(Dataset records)
============================================================

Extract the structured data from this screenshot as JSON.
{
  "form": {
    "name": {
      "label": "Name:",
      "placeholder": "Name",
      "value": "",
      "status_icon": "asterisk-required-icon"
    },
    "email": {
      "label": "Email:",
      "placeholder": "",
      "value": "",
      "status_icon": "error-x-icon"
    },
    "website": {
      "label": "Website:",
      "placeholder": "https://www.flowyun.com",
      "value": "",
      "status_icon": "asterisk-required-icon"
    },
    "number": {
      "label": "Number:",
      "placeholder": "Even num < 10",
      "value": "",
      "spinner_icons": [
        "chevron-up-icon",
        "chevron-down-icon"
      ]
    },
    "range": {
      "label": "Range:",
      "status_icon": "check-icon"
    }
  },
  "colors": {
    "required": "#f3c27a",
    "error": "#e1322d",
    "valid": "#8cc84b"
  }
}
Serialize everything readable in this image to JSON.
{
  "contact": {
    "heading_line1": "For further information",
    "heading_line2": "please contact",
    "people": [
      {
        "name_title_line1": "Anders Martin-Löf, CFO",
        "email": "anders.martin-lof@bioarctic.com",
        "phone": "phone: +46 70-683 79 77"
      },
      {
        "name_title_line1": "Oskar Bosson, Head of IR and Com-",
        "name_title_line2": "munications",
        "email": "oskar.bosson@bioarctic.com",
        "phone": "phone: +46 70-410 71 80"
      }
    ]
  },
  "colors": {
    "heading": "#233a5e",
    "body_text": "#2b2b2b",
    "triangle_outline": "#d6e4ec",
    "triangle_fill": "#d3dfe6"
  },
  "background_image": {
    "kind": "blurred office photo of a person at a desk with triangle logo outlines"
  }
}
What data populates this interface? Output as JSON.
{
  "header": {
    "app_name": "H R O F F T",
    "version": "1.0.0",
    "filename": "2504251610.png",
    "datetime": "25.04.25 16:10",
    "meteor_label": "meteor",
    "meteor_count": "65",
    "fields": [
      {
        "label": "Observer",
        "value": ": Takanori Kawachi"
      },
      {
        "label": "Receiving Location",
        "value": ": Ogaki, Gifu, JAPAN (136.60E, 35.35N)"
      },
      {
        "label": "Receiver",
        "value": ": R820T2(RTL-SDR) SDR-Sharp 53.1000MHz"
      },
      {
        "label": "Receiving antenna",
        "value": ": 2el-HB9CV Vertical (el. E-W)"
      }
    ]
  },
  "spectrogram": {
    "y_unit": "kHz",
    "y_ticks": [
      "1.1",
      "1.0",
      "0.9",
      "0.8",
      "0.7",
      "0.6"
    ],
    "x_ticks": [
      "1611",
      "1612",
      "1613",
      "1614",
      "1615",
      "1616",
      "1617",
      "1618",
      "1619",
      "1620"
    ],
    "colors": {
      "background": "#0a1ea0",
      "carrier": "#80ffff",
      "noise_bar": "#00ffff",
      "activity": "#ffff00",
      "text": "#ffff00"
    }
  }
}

============================================================

(What the exercise asks) Print the material once more, exactly.

(Complete answer)
Extract the structured data from this screenshot as JSON.
{
  "form": {
    "name": {
      "label": "Name:",
      "placeholder": "Name",
      "value": "",
      "status_icon": "asterisk-required-icon"
    },
    "email": {
      "label": "Email:",
      "placeholder": "",
      "value": "",
      "status_icon": "error-x-icon"
    },
    "website": {
      "label": "Website:",
      "placeholder": "https://www.flowyun.com",
      "value": "",
      "status_icon": "asterisk-required-icon"
    },
    "number": {
      "label": "Number:",
      "placeholder": "Even num < 10",
      "value": "",
      "spinner_icons": [
        "chevron-up-icon",
        "chevron-down-icon"
      ]
    },
    "range": {
      "label": "Range:",
      "status_icon": "check-icon"
    }
  },
  "colors": {
    "required": "#f3c27a",
    "error": "#e1322d",
    "valid": "#8cc84b"
  }
}
Serialize everything readable in this image to JSON.
{
  "contact": {
    "heading_line1": "For further information",
    "heading_line2": "please contact",
    "people": [
      {
        "name_title_line1": "Anders Martin-Löf, CFO",
        "email": "anders.martin-lof@bioarctic.com",
        "phone": "phone: +46 70-683 79 77"
      },
      {
        "name_title_line1": "Oskar Bosson, Head of IR and Com-",
        "name_title_line2": "munications",
        "email": "oskar.bosson@bioarctic.com",
        "phone": "phone: +46 70-410 71 80"
      }
    ]
  },
  "colors": {
    "heading": "#233a5e",
    "body_text": "#2b2b2b",
    "triangle_outline": "#d6e4ec",
    "triangle_fill": "#d3dfe6"
  },
  "background_image": {
    "kind": "blurred office photo of a person at a desk with triangle logo outlines"
  }
}
What data populates this interface? Output as JSON.
{
  "header": {
    "app_name": "H R O F F T",
    "version": "1.0.0",
    "filename": "2504251610.png",
    "datetime": "25.04.25 16:10",
    "meteor_label": "meteor",
    "meteor_count": "65",
    "fields": [
      {
        "label": "Observer",
        "value": ": Takanori Kawachi"
      },
      {
        "label": "Receiving Location",
        "value": ": Ogaki, Gifu, JAPAN (136.60E, 35.35N)"
      },
      {
        "label": "Receiver",
        "value": ": R820T2(RTL-SDR) SDR-Sharp 53.1000MHz"
      },
      {
        "label": "Receiving antenna",
        "value": ": 2el-HB9CV Vertical (el. E-W)"
      }
    ]
  },
  "spectrogram": {
    "y_unit": "kHz",
    "y_ticks": [
      "1.1",
      "1.0",
      "0.9",
      "0.8",
      "0.7",
      "0.6"
    ],
    "x_ticks": [
      "1611",
      "1612",
      "1613",
      "1614",
      "1615",
      "1616",
      "1617",
      "1618",
      "1619",
      "1620"
    ],
    "colors": {
      "background": "#0a1ea0",
      "carrier": "#80ffff",
      "noise_bar": "#00ffff",
      "activity": "#ffff00",
      "text": "#ffff00"
    }
  }
}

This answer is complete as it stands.